= Exercise goal =
Copy everything in the listing below word for word, apart from any images.

[Collection entries]

•••••

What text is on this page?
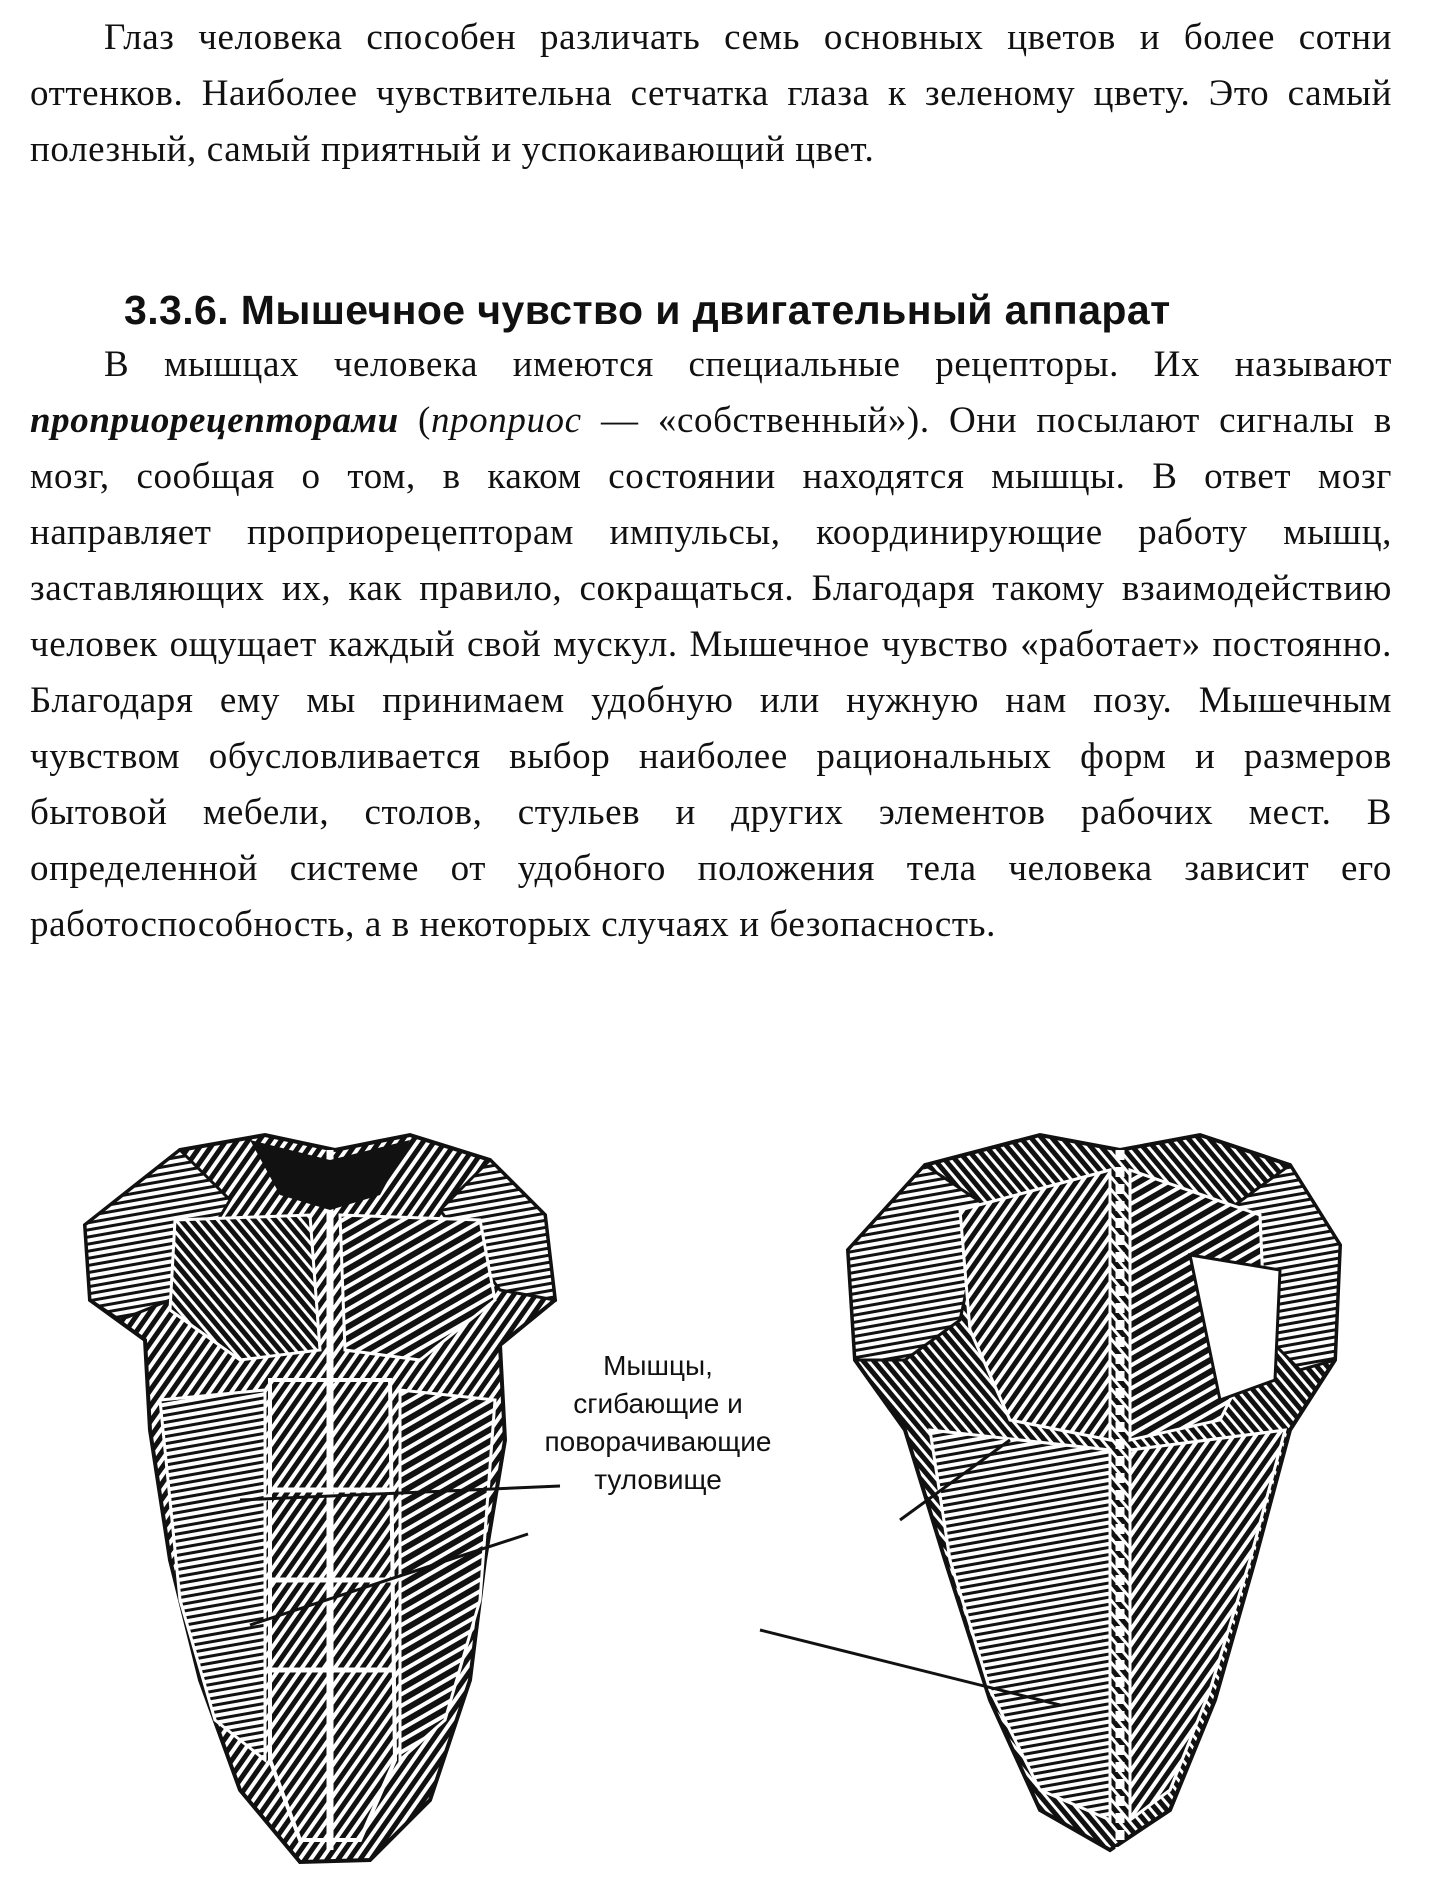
Глаз человека способен различать семь основных цветов и более сотни оттенков. Наиболее чувствительна сетчатка глаза к зеленому цвету. Это самый полезный, самый приятный и успокаивающий цвет.

3.3.6. Мышечное чувство и двигательный аппарат

В мышцах человека имеются специальные рецепторы. Их называют проприорецепторами (проприос — «собственный»). Они посылают сигналы в мозг, сообщая о том, в каком состоянии находятся мышцы. В ответ мозг направляет проприорецепторам импульсы, координирующие работу мышц, заставляющих их, как правило, сокращаться. Благодаря такому взаимодействию человек ощущает каждый свой мускул. Мышечное чувство «работает» постоянно. Благодаря ему мы принимаем удобную или нужную нам позу. Мышечным чувством обусловливается выбор наиболее рациональных форм и размеров бытовой мебели, столов, стульев и других элементов рабочих мест. В определенной системе от удобного положения тела человека зависит его работоспособность, а в некоторых случаях и безопасность.

Мышцы,
сгибающие и
поворачивающие
туловище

•••••

= Answer for the task =
What text is on this page?
Глаз человека способен различать семь основных цветов и более сотни оттенков. Наиболее чувствительна сетчатка глаза к зеленому цвету. Это самый полезный, самый приятный и успокаивающий цвет.

3.3.6. Мышечное чувство и двигательный аппарат

В мышцах человека имеются специальные рецепторы. Их называют проприорецепторами (проприос — «собственный»). Они посылают сигналы в мозг, сообщая о том, в каком состоянии находятся мышцы. В ответ мозг направляет проприорецепторам импульсы, координирующие работу мышц, заставляющих их, как правило, сокращаться. Благодаря такому взаимодействию человек ощущает каждый свой мускул. Мышечное чувство «работает» постоянно. Благодаря ему мы принимаем удобную или нужную нам позу. Мышечным чувством обусловливается выбор наиболее рациональных форм и размеров бытовой мебели, столов, стульев и других элементов рабочих мест. В определенной системе от удобного положения тела человека зависит его работоспособность, а в некоторых случаях и безопасность.

Мышцы,
сгибающие и
поворачивающие
туловище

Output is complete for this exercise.